▸ EXERCISE PROMPT
Your task is to print all of the data word for word.

▸ DATASET EXCERPTS
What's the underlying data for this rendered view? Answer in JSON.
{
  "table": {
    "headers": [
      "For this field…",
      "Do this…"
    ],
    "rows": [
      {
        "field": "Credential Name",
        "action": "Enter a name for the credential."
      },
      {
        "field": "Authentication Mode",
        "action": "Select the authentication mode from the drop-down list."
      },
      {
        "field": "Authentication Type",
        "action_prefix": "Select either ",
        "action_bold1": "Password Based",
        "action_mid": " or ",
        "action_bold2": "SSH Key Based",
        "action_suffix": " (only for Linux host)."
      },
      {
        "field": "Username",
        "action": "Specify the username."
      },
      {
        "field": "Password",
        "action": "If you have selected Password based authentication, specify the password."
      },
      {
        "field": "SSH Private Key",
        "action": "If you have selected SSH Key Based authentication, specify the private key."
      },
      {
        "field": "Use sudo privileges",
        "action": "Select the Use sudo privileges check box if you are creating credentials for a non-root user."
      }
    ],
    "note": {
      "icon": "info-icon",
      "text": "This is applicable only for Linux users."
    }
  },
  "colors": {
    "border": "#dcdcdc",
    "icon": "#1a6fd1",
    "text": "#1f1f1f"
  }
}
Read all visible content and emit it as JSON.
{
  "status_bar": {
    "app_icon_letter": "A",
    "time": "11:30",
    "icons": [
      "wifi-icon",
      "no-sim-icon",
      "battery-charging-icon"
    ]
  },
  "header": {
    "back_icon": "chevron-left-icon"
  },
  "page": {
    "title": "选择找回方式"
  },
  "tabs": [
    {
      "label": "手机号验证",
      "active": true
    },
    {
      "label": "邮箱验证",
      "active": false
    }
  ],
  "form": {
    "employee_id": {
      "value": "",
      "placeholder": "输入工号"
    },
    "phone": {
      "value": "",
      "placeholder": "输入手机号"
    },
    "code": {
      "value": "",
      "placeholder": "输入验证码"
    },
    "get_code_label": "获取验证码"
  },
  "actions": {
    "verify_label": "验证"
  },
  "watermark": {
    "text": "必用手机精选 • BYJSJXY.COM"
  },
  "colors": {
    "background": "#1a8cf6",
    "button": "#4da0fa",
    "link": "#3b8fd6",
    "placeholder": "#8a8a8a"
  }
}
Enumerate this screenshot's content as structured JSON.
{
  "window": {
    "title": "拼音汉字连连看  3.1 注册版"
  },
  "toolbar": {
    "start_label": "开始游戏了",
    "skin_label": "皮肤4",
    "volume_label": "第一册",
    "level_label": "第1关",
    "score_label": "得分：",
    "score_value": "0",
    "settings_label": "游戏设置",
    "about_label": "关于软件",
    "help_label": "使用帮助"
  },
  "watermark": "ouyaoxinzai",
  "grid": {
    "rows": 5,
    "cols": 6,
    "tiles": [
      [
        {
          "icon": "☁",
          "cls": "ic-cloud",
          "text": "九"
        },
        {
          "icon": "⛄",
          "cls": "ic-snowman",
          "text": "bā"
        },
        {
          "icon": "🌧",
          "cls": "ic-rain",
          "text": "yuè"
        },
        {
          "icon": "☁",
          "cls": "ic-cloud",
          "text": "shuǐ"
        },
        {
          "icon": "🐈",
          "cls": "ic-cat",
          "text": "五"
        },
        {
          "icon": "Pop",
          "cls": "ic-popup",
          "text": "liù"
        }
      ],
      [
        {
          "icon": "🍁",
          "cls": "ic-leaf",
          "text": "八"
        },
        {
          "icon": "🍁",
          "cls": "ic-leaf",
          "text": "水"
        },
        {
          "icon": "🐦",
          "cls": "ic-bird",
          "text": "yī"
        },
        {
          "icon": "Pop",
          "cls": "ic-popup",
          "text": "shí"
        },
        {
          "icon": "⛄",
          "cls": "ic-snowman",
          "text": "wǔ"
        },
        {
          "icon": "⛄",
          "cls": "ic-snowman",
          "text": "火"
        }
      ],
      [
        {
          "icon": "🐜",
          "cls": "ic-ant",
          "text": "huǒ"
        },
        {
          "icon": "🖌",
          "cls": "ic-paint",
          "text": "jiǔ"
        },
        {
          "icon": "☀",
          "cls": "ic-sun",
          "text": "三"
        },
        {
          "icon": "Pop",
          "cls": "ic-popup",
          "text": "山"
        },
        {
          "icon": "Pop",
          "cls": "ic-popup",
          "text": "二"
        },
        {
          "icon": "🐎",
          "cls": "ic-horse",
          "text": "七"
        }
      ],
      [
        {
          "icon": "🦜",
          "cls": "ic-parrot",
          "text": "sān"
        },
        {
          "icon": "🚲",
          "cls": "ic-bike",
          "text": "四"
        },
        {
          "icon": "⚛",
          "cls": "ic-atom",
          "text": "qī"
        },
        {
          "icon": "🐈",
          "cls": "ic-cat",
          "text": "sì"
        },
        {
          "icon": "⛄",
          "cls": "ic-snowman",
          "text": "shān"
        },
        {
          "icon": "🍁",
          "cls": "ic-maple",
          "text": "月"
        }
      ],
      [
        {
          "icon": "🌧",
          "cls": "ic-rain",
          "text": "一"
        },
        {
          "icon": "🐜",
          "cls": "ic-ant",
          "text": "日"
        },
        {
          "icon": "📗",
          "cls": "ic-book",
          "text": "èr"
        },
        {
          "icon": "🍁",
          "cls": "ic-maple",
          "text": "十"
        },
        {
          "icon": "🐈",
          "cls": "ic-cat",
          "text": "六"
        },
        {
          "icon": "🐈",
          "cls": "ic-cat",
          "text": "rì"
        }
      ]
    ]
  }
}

▸ WRITTEN RESPONSE
What's the underlying data for this rendered view? Answer in JSON.
{
  "table": {
    "headers": [
      "For this field…",
      "Do this…"
    ],
    "rows": [
      {
        "field": "Credential Name",
        "action": "Enter a name for the credential."
      },
      {
        "field": "Authentication Mode",
        "action": "Select the authentication mode from the drop-down list."
      },
      {
        "field": "Authentication Type",
        "action_prefix": "Select either ",
        "action_bold1": "Password Based",
        "action_mid": " or ",
        "action_bold2": "SSH Key Based",
        "action_suffix": " (only for Linux host)."
      },
      {
        "field": "Username",
        "action": "Specify the username."
      },
      {
        "field": "Password",
        "action": "If you have selected Password based authentication, specify the password."
      },
      {
        "field": "SSH Private Key",
        "action": "If you have selected SSH Key Based authentication, specify the private key."
      },
      {
        "field": "Use sudo privileges",
        "action": "Select the Use sudo privileges check box if you are creating credentials for a non-root user."
      }
    ],
    "note": {
      "icon": "info-icon",
      "text": "This is applicable only for Linux users."
    }
  },
  "colors": {
    "border": "#dcdcdc",
    "icon": "#1a6fd1",
    "text": "#1f1f1f"
  }
}
Read all visible content and emit it as JSON.
{
  "status_bar": {
    "app_icon_letter": "A",
    "time": "11:30",
    "icons": [
      "wifi-icon",
      "no-sim-icon",
      "battery-charging-icon"
    ]
  },
  "header": {
    "back_icon": "chevron-left-icon"
  },
  "page": {
    "title": "选择找回方式"
  },
  "tabs": [
    {
      "label": "手机号验证",
      "active": true
    },
    {
      "label": "邮箱验证",
      "active": false
    }
  ],
  "form": {
    "employee_id": {
      "value": "",
      "placeholder": "输入工号"
    },
    "phone": {
      "value": "",
      "placeholder": "输入手机号"
    },
    "code": {
      "value": "",
      "placeholder": "输入验证码"
    },
    "get_code_label": "获取验证码"
  },
  "actions": {
    "verify_label": "验证"
  },
  "watermark": {
    "text": "必用手机精选 • BYJSJXY.COM"
  },
  "colors": {
    "background": "#1a8cf6",
    "button": "#4da0fa",
    "link": "#3b8fd6",
    "placeholder": "#8a8a8a"
  }
}
Enumerate this screenshot's content as structured JSON.
{
  "window": {
    "title": "拼音汉字连连看  3.1 注册版"
  },
  "toolbar": {
    "start_label": "开始游戏了",
    "skin_label": "皮肤4",
    "volume_label": "第一册",
    "level_label": "第1关",
    "score_label": "得分：",
    "score_value": "0",
    "settings_label": "游戏设置",
    "about_label": "关于软件",
    "help_label": "使用帮助"
  },
  "watermark": "ouyaoxinzai",
  "grid": {
    "rows": 5,
    "cols": 6,
    "tiles": [
      [
        {
          "icon": "☁",
          "cls": "ic-cloud",
          "text": "九"
        },
        {
          "icon": "⛄",
          "cls": "ic-snowman",
          "text": "bā"
        },
        {
          "icon": "🌧",
          "cls": "ic-rain",
          "text": "yuè"
        },
        {
          "icon": "☁",
          "cls": "ic-cloud",
          "text": "shuǐ"
        },
        {
          "icon": "🐈",
          "cls": "ic-cat",
          "text": "五"
        },
        {
          "icon": "Pop",
          "cls": "ic-popup",
          "text": "liù"
        }
      ],
      [
        {
          "icon": "🍁",
          "cls": "ic-leaf",
          "text": "八"
        },
        {
          "icon": "🍁",
          "cls": "ic-leaf",
          "text": "水"
        },
        {
          "icon": "🐦",
          "cls": "ic-bird",
          "text": "yī"
        },
        {
          "icon": "Pop",
          "cls": "ic-popup",
          "text": "shí"
        },
        {
          "icon": "⛄",
          "cls": "ic-snowman",
          "text": "wǔ"
        },
        {
          "icon": "⛄",
          "cls": "ic-snowman",
          "text": "火"
        }
      ],
      [
        {
          "icon": "🐜",
          "cls": "ic-ant",
          "text": "huǒ"
        },
        {
          "icon": "🖌",
          "cls": "ic-paint",
          "text": "jiǔ"
        },
        {
          "icon": "☀",
          "cls": "ic-sun",
          "text": "三"
        },
        {
          "icon": "Pop",
          "cls": "ic-popup",
          "text": "山"
        },
        {
          "icon": "Pop",
          "cls": "ic-popup",
          "text": "二"
        },
        {
          "icon": "🐎",
          "cls": "ic-horse",
          "text": "七"
        }
      ],
      [
        {
          "icon": "🦜",
          "cls": "ic-parrot",
          "text": "sān"
        },
        {
          "icon": "🚲",
          "cls": "ic-bike",
          "text": "四"
        },
        {
          "icon": "⚛",
          "cls": "ic-atom",
          "text": "qī"
        },
        {
          "icon": "🐈",
          "cls": "ic-cat",
          "text": "sì"
        },
        {
          "icon": "⛄",
          "cls": "ic-snowman",
          "text": "shān"
        },
        {
          "icon": "🍁",
          "cls": "ic-maple",
          "text": "月"
        }
      ],
      [
        {
          "icon": "🌧",
          "cls": "ic-rain",
          "text": "一"
        },
        {
          "icon": "🐜",
          "cls": "ic-ant",
          "text": "日"
        },
        {
          "icon": "📗",
          "cls": "ic-book",
          "text": "èr"
        },
        {
          "icon": "🍁",
          "cls": "ic-maple",
          "text": "十"
        },
        {
          "icon": "🐈",
          "cls": "ic-cat",
          "text": "六"
        },
        {
          "icon": "🐈",
          "cls": "ic-cat",
          "text": "rì"
        }
      ]
    ]
  }
}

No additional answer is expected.